----- Provided material
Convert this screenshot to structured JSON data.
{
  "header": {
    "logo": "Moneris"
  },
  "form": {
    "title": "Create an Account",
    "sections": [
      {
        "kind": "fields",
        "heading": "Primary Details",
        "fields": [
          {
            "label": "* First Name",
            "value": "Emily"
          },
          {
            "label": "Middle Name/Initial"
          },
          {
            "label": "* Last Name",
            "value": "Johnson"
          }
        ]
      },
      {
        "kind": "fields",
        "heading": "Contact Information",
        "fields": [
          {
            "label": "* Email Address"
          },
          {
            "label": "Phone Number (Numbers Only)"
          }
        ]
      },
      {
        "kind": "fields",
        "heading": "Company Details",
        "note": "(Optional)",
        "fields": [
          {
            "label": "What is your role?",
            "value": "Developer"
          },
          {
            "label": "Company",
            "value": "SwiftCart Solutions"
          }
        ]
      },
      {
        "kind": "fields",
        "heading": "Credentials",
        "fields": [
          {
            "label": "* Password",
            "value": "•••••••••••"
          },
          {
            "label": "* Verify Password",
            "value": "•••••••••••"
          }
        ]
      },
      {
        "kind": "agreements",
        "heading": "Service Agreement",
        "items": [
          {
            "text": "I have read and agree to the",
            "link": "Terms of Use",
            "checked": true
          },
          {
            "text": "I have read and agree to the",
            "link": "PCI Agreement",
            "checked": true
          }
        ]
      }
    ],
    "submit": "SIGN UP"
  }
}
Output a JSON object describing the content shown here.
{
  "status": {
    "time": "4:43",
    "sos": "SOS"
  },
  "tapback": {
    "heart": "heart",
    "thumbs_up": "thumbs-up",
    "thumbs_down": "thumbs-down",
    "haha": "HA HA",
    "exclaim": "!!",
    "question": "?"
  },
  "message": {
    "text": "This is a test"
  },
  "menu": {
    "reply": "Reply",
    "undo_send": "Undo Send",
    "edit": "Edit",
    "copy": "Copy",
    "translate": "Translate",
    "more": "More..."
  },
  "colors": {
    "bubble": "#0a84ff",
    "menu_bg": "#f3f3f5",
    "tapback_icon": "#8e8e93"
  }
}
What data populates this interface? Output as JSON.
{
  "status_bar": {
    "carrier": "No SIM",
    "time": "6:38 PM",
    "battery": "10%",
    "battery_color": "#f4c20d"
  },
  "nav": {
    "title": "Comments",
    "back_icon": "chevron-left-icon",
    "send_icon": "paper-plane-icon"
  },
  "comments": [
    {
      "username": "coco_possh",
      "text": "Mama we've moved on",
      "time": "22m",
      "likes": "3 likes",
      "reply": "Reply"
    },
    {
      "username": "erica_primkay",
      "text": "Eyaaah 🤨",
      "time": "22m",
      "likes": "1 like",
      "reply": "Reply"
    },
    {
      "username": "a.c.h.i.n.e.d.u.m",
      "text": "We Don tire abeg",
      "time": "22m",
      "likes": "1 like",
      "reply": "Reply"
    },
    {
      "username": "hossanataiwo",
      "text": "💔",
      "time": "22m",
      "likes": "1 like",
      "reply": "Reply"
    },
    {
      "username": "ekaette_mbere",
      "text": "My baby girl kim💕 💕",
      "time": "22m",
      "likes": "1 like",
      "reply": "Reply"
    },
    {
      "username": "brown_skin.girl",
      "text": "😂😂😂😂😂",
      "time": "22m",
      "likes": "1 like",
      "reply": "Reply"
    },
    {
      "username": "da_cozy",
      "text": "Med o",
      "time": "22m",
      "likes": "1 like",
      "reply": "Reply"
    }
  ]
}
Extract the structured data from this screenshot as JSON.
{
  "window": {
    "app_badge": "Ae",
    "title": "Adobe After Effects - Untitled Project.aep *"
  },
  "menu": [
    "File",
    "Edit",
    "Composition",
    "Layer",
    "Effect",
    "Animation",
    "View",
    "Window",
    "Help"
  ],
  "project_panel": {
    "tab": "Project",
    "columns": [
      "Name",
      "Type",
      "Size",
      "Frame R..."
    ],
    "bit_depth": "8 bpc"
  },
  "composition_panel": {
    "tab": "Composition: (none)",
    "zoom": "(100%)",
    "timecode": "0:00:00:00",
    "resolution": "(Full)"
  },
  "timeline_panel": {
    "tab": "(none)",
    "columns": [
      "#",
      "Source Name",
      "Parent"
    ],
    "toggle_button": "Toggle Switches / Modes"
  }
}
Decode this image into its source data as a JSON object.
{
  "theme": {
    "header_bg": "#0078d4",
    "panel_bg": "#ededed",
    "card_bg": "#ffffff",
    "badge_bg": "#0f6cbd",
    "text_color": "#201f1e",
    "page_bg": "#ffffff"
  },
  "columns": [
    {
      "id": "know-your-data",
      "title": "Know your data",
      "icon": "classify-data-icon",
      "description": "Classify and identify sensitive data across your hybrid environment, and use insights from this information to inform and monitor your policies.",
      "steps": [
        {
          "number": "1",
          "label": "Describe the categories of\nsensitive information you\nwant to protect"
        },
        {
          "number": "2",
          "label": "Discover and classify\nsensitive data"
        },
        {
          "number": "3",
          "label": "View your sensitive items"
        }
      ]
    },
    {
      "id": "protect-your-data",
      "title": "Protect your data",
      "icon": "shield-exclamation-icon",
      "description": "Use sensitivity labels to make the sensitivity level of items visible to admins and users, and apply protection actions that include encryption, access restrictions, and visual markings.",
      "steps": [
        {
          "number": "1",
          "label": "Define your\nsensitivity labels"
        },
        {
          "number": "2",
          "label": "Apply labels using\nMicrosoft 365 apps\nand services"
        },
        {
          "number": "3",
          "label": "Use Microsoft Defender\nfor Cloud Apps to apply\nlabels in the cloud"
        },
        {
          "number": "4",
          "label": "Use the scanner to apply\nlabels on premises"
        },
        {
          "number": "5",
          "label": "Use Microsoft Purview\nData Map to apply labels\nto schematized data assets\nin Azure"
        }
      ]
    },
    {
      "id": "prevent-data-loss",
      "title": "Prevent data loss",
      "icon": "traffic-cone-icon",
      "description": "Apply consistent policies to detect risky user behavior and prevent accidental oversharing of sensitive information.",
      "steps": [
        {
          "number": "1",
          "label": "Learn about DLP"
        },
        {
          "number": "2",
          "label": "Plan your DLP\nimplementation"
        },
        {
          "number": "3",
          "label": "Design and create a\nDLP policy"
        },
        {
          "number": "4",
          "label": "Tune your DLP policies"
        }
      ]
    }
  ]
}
----------
> **Work instructions**:
State the number of lines in the preceding entries that include the word "Details". Provide nothing else.

> **Exercise response**:
2